Objectif fixé 1 ::
D'après l'article sur les réunions, combien d'heures par semaine les managers sondés passent-ils en confcall ?
Objectif fixé 2 ::
Prolongez l'article sur les réunions en reprenant juste après sa dernière phrase.

Un rapide sondage dans le milieu managérial que je côtoie indique que sur un temps de travail hebdomadaire moyen de 45/50 h, 25/35 h sont passées en confcall ! Si l’on ajoute à cela, une dizaine d’heures à traiter les mails (que certains traitent en réunion compte tenu du peu d’intérêt de celle-ci ou du don d’ubiquité de ceux-là), et les temps de management et de reporting, il doit rester à peine 2 heures par jour pour faire son métier et assurer la gestion quotidienne.
Quant à réfléchir, préparer l’avenir, autant oublier (ou mission impossible ou équivalent…..). Les réunions s’enchaînent, la synthèse et les plans d’action de la précédente sont oblitérés par la préparation sommaire (ou pas) de la suivante. A terme il y a danger de surinvestissement improductif ! Comment est-ce possible ?
Revenons en arrière… Il y a des bases mal posées
Les réunions souffrent des défauts de la nature humaine. Un outil de travail a été transformé en outil de pouvoir. Le rôle d’un conducteur de réunion (Jean Marie Cavada s’intitulait directeur de débat, pour les plus anciens) a été dévalué en « animateur ». C’est moins violent mais ça pèse moins lourd. Au final, on évite toutes les remises en cause gênantes.
Organiser une réunion c’est une démonstration de force, y participer, une manière d’évaluer son positionnement dans la structure.
La capacité de provoquer une réunion est proportionnelle au pouvoir détenu. Le standing de la réunion aussi. Quand on débute, on ne va pas aux réunions. Puis (si tout va bien), on est convié de temps en temps, surtout pour écouter. Après quelques années on « entre en réunions », un peu comme dans les ordres. « Je ne peux pas le déranger il est en réunion ». Le monde peut s’écrouler.
Enfin arrive enfin la consécration : « j’ai assez de pouvoir pour décider une réunion ». Il y aura là encore des graduations. La base, café seul. L’intermédiaire, café et viennoiseries. Le summum, plateau repas, voir même restaurant de direction. Tout cela appartient au même classement qu’une grosse voiture de fonction, ou 5 barrettes sur un uniforme. Respect et salut à 10 mètres.

Données fournies ::
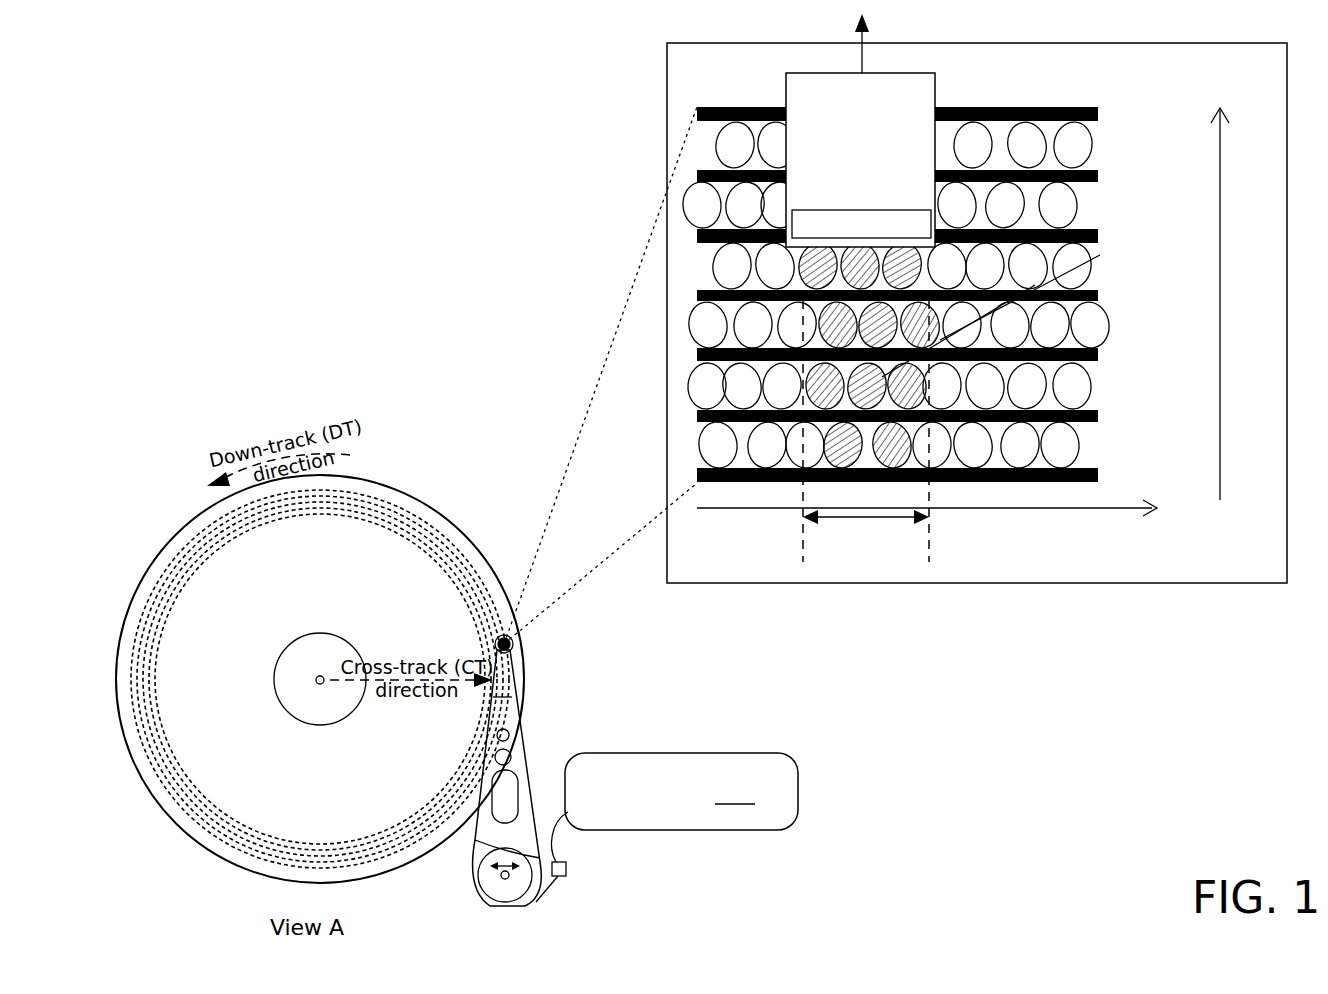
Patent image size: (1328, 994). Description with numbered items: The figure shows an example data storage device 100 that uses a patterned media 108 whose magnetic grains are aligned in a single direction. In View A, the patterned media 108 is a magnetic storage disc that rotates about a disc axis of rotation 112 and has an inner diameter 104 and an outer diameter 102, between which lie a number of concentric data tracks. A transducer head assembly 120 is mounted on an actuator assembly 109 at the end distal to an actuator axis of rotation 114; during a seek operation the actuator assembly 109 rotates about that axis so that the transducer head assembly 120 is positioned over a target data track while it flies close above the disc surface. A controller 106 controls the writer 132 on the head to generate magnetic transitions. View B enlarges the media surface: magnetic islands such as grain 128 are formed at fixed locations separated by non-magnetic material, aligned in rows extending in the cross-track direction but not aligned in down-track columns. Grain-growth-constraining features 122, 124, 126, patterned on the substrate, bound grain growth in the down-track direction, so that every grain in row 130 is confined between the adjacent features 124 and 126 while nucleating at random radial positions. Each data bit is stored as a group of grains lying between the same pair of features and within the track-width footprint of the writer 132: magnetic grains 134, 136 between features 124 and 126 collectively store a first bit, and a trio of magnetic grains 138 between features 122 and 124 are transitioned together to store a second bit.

Résultat 1 ::
De 25 à 35 heures.

Résultat 2 ::
Après cette appropriation du phallus, il y a encore à choisir les participants. Hiérarchique ou compétent ? Sympa ou casse-pieds ? Utile ou facteur d’ambiance ? Inutile mais incontournable ? Cornélien. Dur dur d’être chef ! Et si l’on n’invitait que ceux qui vont avoir une réelle contribution, quitte à adresser un compte rendu bien fait aux autres ?
Ne perdons pas de vue qu’un participant moyen coûte de 60 à 100 € de l’heure chargée. Donc, une réunion de 2 h à 8 revient à claquer « un pognon de dingue ». Sans même le savoir, avec bonne conscience, cette réunionite à raison de 2 fois par jour et 5 jours par semaine, coute 12800€. Pathologie non remboursée par la sécu. Qui peut de nos jours se permettre laisser partir en fumée 13000€ sans contrôle et sans évaluation du résultat ? Apparemment, celui qui décide des réunions estime que c’est encore possible. C’est en son pouvoir !
Des pratiques liées aux égos, loin de l’efficience
Objectif et ordre du jour : 2 outils impératifs et efficaces et pourtant négligés.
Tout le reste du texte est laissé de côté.